SHORT PROBLEM –
Among the entries below, count the lines where the string "business" occurs, and give only the number.

begin EXERCISE MATERIALS

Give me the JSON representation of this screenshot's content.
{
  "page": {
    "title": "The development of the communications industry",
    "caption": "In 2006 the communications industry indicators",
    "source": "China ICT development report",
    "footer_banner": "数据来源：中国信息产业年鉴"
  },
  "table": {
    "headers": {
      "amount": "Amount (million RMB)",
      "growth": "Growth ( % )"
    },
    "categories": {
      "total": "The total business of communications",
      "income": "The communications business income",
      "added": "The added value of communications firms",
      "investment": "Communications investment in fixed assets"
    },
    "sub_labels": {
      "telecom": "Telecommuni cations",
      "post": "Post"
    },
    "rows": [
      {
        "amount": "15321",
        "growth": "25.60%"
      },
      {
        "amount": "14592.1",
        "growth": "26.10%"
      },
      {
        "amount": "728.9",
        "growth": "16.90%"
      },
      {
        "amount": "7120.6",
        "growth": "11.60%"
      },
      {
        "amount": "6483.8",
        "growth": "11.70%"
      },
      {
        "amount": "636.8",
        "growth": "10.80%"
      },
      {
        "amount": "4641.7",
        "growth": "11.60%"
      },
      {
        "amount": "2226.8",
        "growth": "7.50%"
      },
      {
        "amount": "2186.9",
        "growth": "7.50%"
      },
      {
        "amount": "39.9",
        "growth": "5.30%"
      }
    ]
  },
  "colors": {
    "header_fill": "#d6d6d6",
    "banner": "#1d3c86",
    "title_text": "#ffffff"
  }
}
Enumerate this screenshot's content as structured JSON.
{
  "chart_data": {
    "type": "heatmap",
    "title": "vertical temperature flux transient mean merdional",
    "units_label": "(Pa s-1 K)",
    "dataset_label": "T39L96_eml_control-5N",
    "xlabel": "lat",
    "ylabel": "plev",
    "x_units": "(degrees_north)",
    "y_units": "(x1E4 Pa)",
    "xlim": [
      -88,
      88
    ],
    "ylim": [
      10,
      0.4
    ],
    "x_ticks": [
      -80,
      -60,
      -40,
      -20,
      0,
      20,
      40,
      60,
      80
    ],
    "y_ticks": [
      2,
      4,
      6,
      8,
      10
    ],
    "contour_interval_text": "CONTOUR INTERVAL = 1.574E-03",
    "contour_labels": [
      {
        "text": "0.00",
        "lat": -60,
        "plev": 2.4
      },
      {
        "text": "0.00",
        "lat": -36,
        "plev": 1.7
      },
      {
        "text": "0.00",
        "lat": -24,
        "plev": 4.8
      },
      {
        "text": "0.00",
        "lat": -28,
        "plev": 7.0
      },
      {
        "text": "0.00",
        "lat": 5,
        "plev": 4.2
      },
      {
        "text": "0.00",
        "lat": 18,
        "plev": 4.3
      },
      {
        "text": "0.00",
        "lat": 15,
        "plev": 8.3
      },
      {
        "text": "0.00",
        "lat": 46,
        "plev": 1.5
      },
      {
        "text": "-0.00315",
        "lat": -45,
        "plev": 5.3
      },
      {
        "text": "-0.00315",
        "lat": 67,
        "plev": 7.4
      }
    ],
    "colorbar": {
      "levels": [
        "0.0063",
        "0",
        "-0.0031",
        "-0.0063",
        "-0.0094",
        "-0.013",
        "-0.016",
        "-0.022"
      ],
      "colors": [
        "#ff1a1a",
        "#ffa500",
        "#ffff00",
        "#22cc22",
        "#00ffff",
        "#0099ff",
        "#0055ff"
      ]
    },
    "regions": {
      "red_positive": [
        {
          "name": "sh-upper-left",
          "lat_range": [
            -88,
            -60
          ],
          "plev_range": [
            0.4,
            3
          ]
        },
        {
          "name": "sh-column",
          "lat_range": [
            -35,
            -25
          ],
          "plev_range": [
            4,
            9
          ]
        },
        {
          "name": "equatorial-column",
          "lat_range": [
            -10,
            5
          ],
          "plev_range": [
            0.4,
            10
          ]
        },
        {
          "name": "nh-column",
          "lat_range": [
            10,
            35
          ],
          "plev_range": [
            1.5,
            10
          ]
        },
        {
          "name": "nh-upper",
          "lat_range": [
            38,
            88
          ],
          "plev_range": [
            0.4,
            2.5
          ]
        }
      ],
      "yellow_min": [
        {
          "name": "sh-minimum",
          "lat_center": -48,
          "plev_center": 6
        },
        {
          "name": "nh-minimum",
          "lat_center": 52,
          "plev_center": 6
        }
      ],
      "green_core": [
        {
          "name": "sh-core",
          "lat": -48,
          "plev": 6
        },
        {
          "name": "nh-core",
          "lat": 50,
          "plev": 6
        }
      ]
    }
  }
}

end EXERCISE MATERIALS

RESPONSE TO THIS TASK –
2